# WHAT YOU WILL DO
1/ In the lettern package documentation, translate this sentence into Spanish: "A place to pass on parameters such as cutoff, which affects the available frequencies of the bigrams used to build words."
2/ Write a continuation of the lettern package documentation, starting right after its final line.

# SOURCE DOCUMENT

Package 'lettern'

Title: Makes Nonsense Words Based on English Letter Frequency Data
Description: This constructs "words" based on weighted sampling from letter and ngram frequency data in English, as summarised by Peter Norvig.
Authors: Fran Barton [aut, cre]
Maintainer: Fran Barton <[email protected]>
License: MIT + file LICENSE
Version: 0.0.1
Built: 2024-09-05 15:17:02 UTC
Source: https://github.com/francisbarton/lettern

Help Index


Bigram frequencies

Description

The count and proportion of all 676 bigrams (pairs of consecutive letters) within Norvig's corpus.

Usage

bigram_frequencies

Format

A data frame with 676 rows and 4 variables:

bigram_1

character. The first letter of the bigram.

bigram_2

character. The second letter of the bigram.

count

double. Overall count of this bigram within corpus.

percentage

double. Overall percentage of this bigram within corpus.

Source

https://www.norvig.com/mayzner.html


Build a full sentence of n nonsense "words"

Description

Build a full sentence of n nonsense "words"

Usage

build_a_sentence(n, end = ".", ...)

Arguments

n

The number of words to include in the sentence.

end

The string to end the sentence with. Defaults to a full stop.

...

A place to pass on parameters such as cutoff, which affects the available frequencies of the bigrams used to build words.

Value

A single string of n words with an ending character such as a full stop.

Examples

build_a_sentence(6, cutoff = 0.005)

Choose a letter based on frequency (or frequency at position n within a word)

Description

Choose a letter based on frequency (or frequency at position n within a word)

Usage

choose_a_letter(n)

Arguments

n

If n is a non-zero integer between -7 and 7 (position in word, from 1 (first) to 7 (seventh) or from -1 (last) to -7 (seventh from last)), it returns a single letter based on letter frequencies at that position only.

Value

A lower-case letter (character string of nchar 1) between a and z.

# Some records
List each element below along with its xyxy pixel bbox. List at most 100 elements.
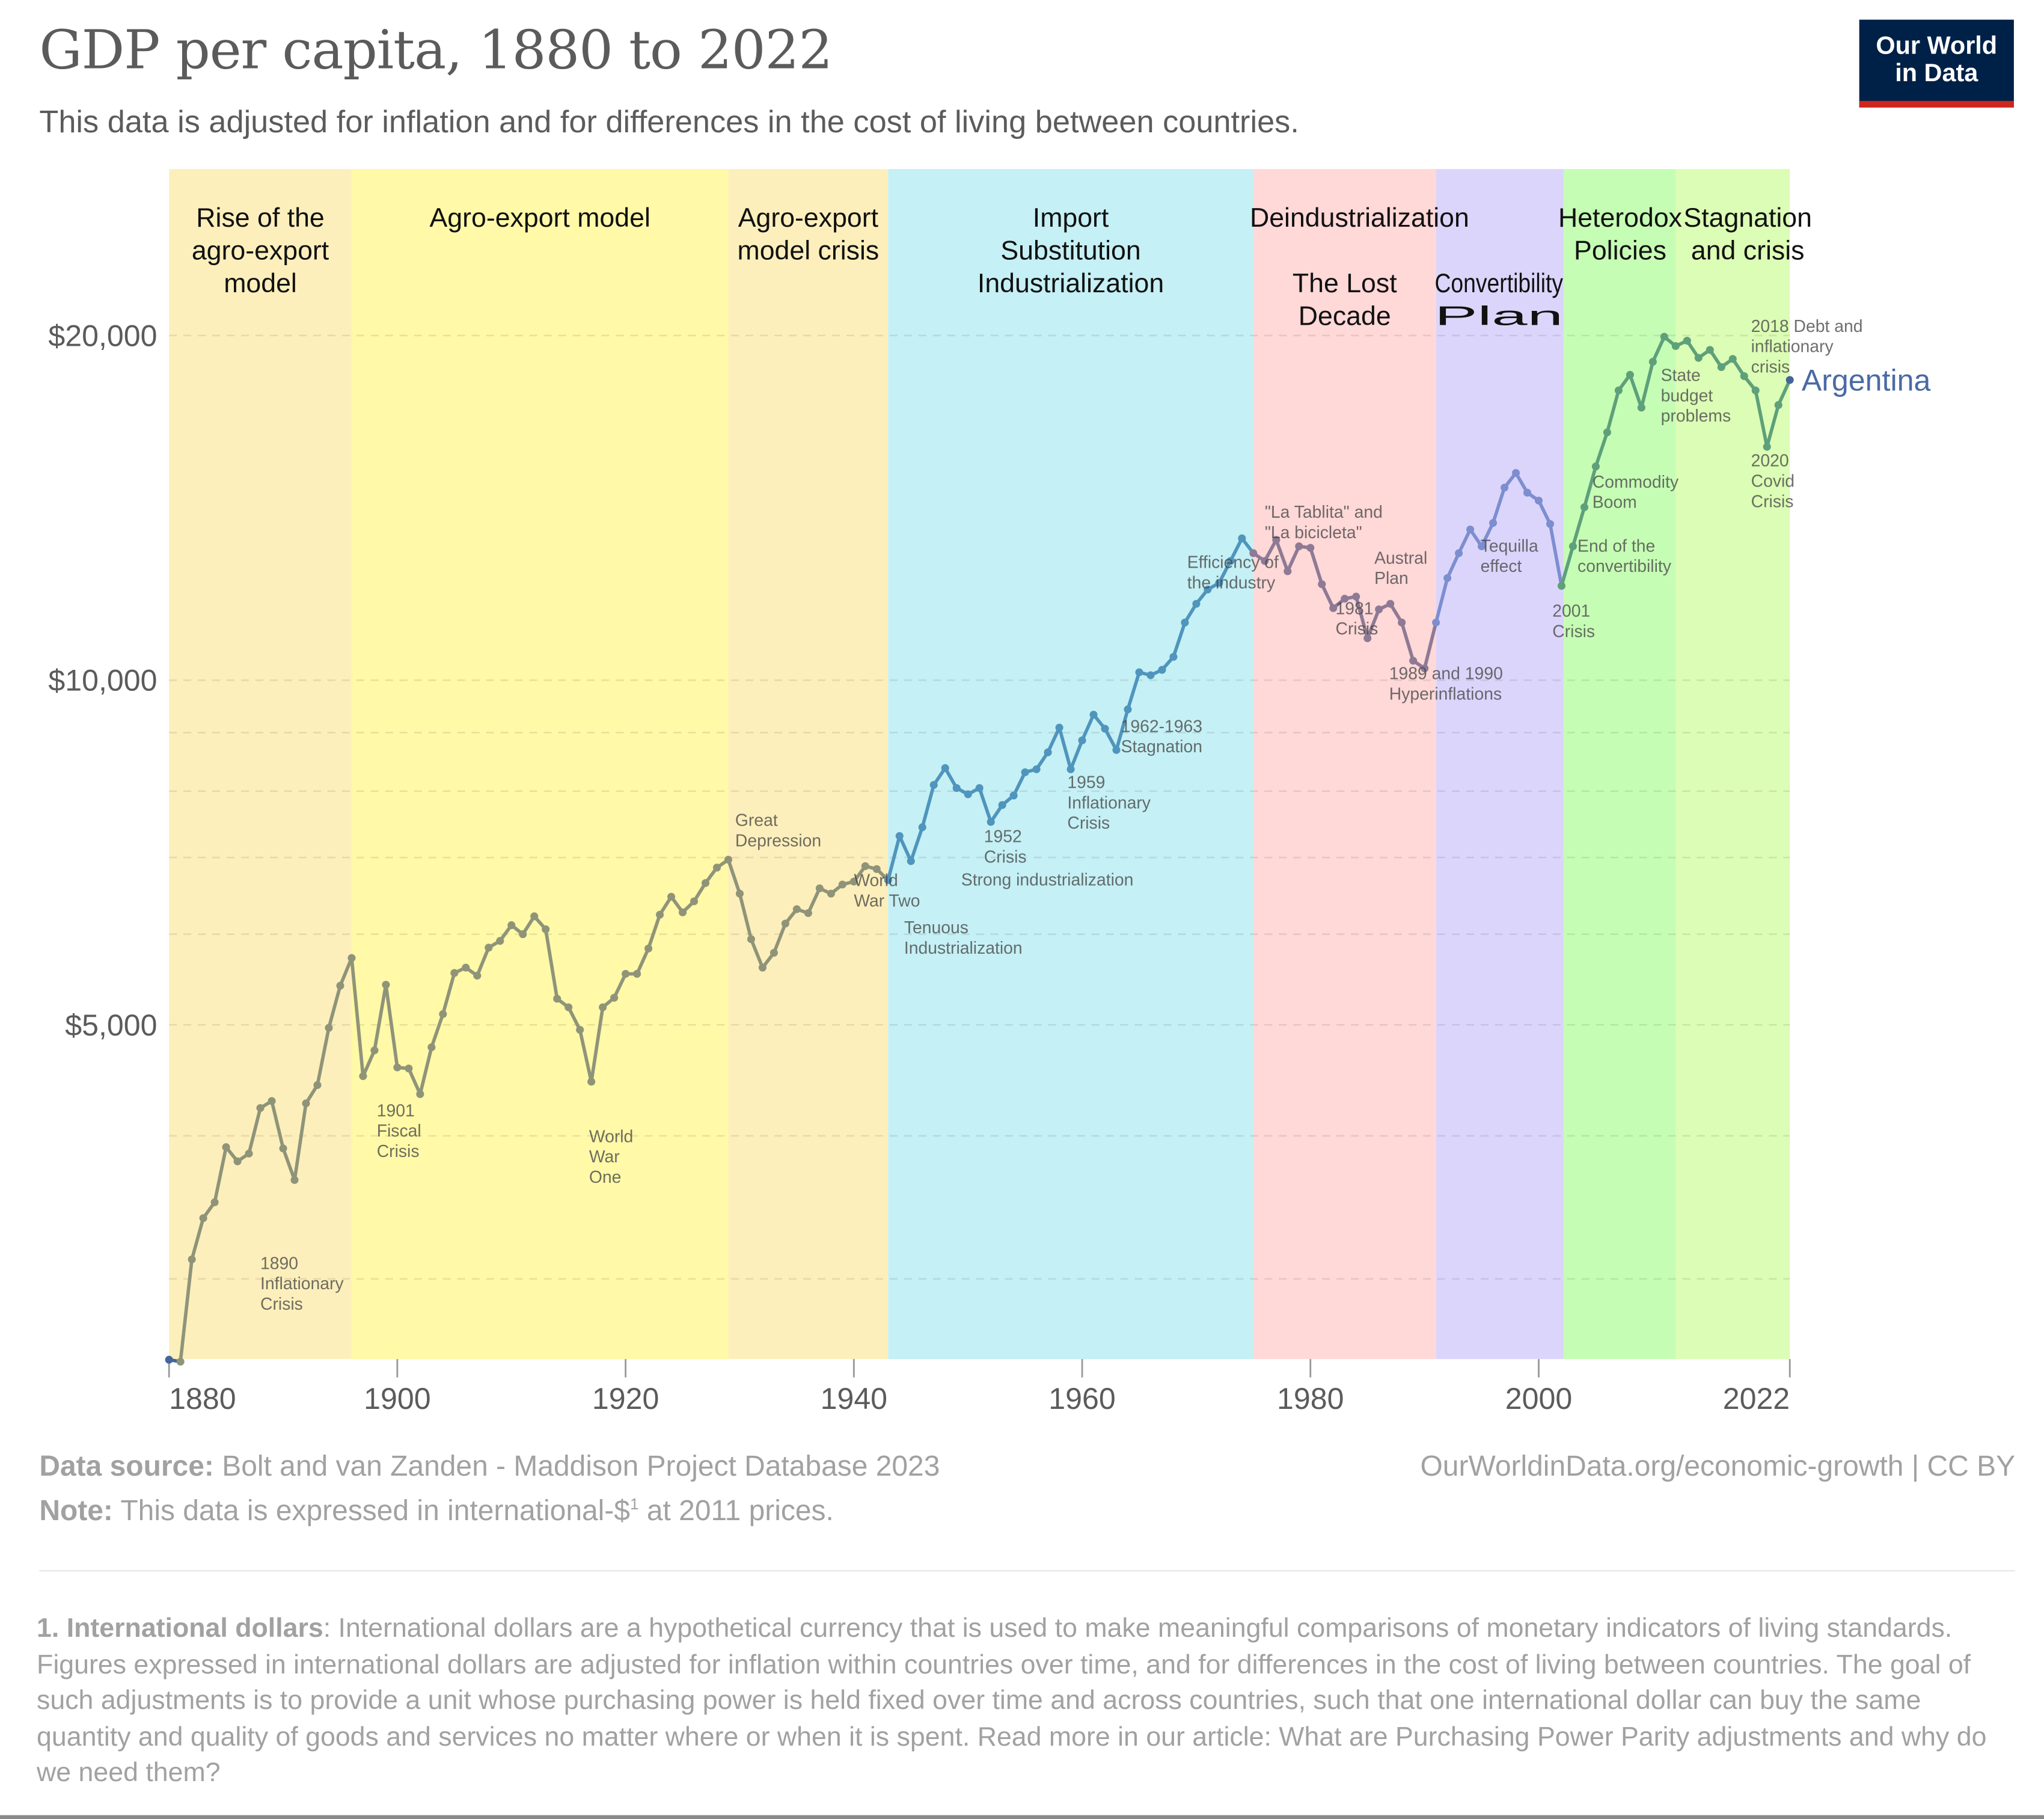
data-point <box>519 930 527 939</box>
series-line-segment <box>384 983 399 1069</box>
footer-divider <box>39 1570 2016 1572</box>
data-point <box>1648 358 1657 366</box>
series-line-segment <box>213 1145 228 1204</box>
data-point <box>918 823 926 832</box>
data-point <box>450 969 459 977</box>
series-line-segment <box>646 913 662 951</box>
annotation: 2001 <box>1552 602 1590 621</box>
annotation: Efficiency of <box>1187 553 1279 572</box>
series-line-segment <box>1069 738 1084 771</box>
data-point <box>1603 428 1611 437</box>
annotation: World <box>854 871 898 891</box>
annotation: War Two <box>854 891 920 910</box>
data-point <box>210 1198 219 1206</box>
period-label: model crisis <box>738 236 880 266</box>
data-point <box>1044 748 1052 756</box>
annotation: 1959 <box>1067 773 1105 793</box>
series-line-segment <box>270 1099 285 1150</box>
data-point <box>941 764 949 772</box>
data-point <box>1284 567 1292 575</box>
annotation: crisis <box>1751 357 1790 376</box>
period-label: Policies <box>1574 236 1666 266</box>
data-point <box>781 919 789 928</box>
series-line-segment <box>1400 621 1415 663</box>
annotation: 2018 Debt and <box>1751 317 1863 336</box>
series-line-segment <box>1103 727 1118 752</box>
data-point <box>633 970 641 978</box>
data-source: Data source: Bolt and van Zanden - Maddi… <box>39 1450 940 1484</box>
data-point <box>233 1157 242 1165</box>
series-line-segment <box>543 927 559 1001</box>
data-point <box>268 1097 276 1105</box>
data-point <box>245 1149 253 1158</box>
series-line-segment <box>430 1012 445 1049</box>
series-line-segment <box>635 946 650 976</box>
annotation: Plan <box>1374 569 1409 588</box>
data-point <box>176 1357 185 1366</box>
annotation: One <box>589 1168 622 1187</box>
series-line-segment <box>1274 538 1290 573</box>
data-point <box>1626 370 1634 379</box>
data-point <box>1637 403 1645 412</box>
x-tick-label: 1960 <box>1048 1382 1115 1416</box>
series-line-segment <box>909 825 925 863</box>
data-point <box>587 1078 596 1086</box>
data-point <box>1694 354 1703 362</box>
y-axis: $5,000 $10,000 $20,000 <box>48 319 157 1041</box>
period-band <box>728 169 889 1360</box>
x-axis: 1880 1900 1920 1940 1960 1980 2000 2022 <box>168 1359 1791 1416</box>
data-point <box>1557 581 1566 590</box>
data-point <box>1181 618 1189 627</box>
data-point <box>1751 386 1760 394</box>
data-point <box>1135 668 1143 676</box>
data-point <box>325 1023 333 1032</box>
period-label: Decade <box>1299 302 1391 331</box>
data-point <box>1352 592 1360 601</box>
annotation: Great <box>735 811 778 830</box>
data-source-text[interactable]: Bolt and van Zanden - Maddison Project D… <box>222 1449 940 1483</box>
data-point <box>1032 765 1041 773</box>
data-point <box>439 1010 447 1018</box>
data-point <box>1055 723 1063 732</box>
data-point <box>1226 557 1235 565</box>
annotation: Crisis <box>260 1295 303 1314</box>
data-point <box>1501 483 1509 492</box>
data-point <box>1523 488 1532 497</box>
data-point <box>929 781 938 789</box>
series-line-segment <box>738 892 753 941</box>
data-point <box>1089 710 1098 719</box>
annotation: War <box>589 1147 620 1167</box>
source-url[interactable]: OurWorldinData.org/economic-growth | CC … <box>1420 1449 2016 1483</box>
data-point <box>827 889 835 898</box>
series-line-segment <box>1320 582 1335 610</box>
annotation: Crisis <box>1751 492 1794 511</box>
data-point <box>656 910 664 919</box>
owid-logo[interactable]: Our World in Data <box>1859 19 2014 108</box>
y-tick-label: $5,000 <box>65 1008 157 1042</box>
note-footnote-ref[interactable]: 1 <box>629 1495 639 1514</box>
period-label: Industrialization <box>978 269 1164 298</box>
annotation: "La Tablita" and <box>1265 503 1383 522</box>
annotation: Tenuous <box>904 918 968 937</box>
data-point <box>1763 443 1771 451</box>
x-tick-label: 1880 <box>169 1382 236 1416</box>
data-point <box>599 1003 607 1011</box>
annotation: Crisis <box>1552 622 1595 641</box>
period-label: Import <box>1033 203 1109 233</box>
period-bands <box>169 169 1790 1360</box>
annotation: Covid <box>1751 471 1795 491</box>
series-line-segment <box>1012 770 1027 797</box>
annotation: convertibility <box>1577 557 1672 576</box>
data-point <box>1671 342 1680 351</box>
data-point <box>347 954 356 962</box>
data-point <box>610 993 619 1002</box>
data-point <box>964 790 972 799</box>
series-line-segment <box>1491 486 1507 525</box>
series-line-segment <box>726 857 742 895</box>
data-point <box>1785 376 1794 384</box>
logo-line-1: Our World <box>1876 32 1998 61</box>
data-point <box>462 963 470 972</box>
data-point <box>290 1176 299 1184</box>
data-point <box>542 925 550 933</box>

# RESPONSES IN ORDER
1/ Un lugar para pasar parámetros como cutoff, que afecta a las frecuencias disponibles de los bigramas utilizados para construir palabras.

2/
Examples

choose_a_letter(3)

Letter counts/frequencies by position

Description

From Norvig: "Now we show the letter frequencies by position within word. That is, the frequencies for just the first letter in each word, just the second letter, and so on. We also show frequencies for positions relative to the end of the word: "-1" means the last letter, "-2" means the second to last, and so on."

Usage

letter_frequencies_by_position

Format

A data frame with 364 rows and 4 variables:

position

integer. Letter's position within a word.

letter

character. The 26 letters of the English alphabet (lower case).

count

double. Overall count of this letter within corpus, at this position within a word.

percentage

double. Overall percentage of this letter within corpus, at this position within a word.

Source

https://www.norvig.com/mayzner.html


Letter counts/frequencies overall

Description

DATASET_DESCRIPTION

Usage

letter_frequencies_overall

Format

A data frame with 26 rows and 3 variables:

letter

character. The 26 letters of the English alphabet (lower case).

count

double. Overall count of this letter within corpus.

percentage

double. Overall percentage of this letter within corpus.

Source

https://www.norvig.com/mayzner.html


Pull a weighted sample of n letters from the alphabet

Description

The replace parameter is fixed to TRUE, as this is what makes sense given the frequency-dependent nature of this particular sampling approach. This function returns a single letter based on a weighted sampling from all 26 letters, based on their overall frequency in Norvig's corpus.

Usage

sample_letters(n)

Arguments

n

The number of letters to return.

Value

A vector of lower-case letters.

Examples

sample_letters(3)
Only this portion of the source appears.